⟨

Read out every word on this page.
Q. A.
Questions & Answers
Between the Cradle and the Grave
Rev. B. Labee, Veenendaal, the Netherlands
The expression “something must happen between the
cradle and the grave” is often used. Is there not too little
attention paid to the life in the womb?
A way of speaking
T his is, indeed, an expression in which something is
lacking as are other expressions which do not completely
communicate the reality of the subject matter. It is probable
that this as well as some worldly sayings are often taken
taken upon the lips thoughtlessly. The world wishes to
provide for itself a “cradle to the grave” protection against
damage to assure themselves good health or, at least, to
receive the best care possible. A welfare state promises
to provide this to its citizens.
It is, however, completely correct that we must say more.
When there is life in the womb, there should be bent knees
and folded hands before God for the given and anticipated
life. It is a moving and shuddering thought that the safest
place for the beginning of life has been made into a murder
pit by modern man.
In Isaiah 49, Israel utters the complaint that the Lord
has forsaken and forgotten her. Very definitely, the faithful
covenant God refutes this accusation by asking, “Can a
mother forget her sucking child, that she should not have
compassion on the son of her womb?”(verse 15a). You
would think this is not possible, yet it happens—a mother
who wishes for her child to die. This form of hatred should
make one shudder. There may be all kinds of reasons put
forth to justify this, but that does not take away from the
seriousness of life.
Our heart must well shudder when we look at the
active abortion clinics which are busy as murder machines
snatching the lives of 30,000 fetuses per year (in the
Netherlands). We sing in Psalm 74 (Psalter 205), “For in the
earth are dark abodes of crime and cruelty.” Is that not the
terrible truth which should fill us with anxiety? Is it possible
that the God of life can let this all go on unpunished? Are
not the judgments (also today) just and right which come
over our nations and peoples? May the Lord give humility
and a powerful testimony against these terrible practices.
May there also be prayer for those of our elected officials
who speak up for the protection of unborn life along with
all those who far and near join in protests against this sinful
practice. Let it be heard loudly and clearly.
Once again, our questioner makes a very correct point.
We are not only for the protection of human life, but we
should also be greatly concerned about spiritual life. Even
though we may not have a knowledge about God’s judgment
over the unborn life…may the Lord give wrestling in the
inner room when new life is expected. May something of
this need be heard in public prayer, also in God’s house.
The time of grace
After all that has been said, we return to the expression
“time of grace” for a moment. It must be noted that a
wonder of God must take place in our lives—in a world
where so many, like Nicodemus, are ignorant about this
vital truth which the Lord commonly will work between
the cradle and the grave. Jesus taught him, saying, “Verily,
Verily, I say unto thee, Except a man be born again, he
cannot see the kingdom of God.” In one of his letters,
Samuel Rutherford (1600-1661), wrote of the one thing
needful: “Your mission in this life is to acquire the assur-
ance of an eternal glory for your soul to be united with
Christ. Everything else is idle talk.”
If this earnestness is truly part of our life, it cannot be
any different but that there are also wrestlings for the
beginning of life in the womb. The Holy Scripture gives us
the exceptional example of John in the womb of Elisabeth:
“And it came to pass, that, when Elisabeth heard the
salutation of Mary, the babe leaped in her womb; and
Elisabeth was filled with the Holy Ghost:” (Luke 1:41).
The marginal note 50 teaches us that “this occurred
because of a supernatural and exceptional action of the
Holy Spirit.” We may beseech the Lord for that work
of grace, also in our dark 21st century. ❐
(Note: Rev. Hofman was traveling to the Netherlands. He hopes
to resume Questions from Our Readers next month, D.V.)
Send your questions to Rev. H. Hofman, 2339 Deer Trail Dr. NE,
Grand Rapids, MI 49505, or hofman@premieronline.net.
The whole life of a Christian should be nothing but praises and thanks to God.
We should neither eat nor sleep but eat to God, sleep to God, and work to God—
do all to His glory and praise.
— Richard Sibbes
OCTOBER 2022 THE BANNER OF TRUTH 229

⟩

Respond with nothing but the number of lines in the entries that contain the string "lives".

2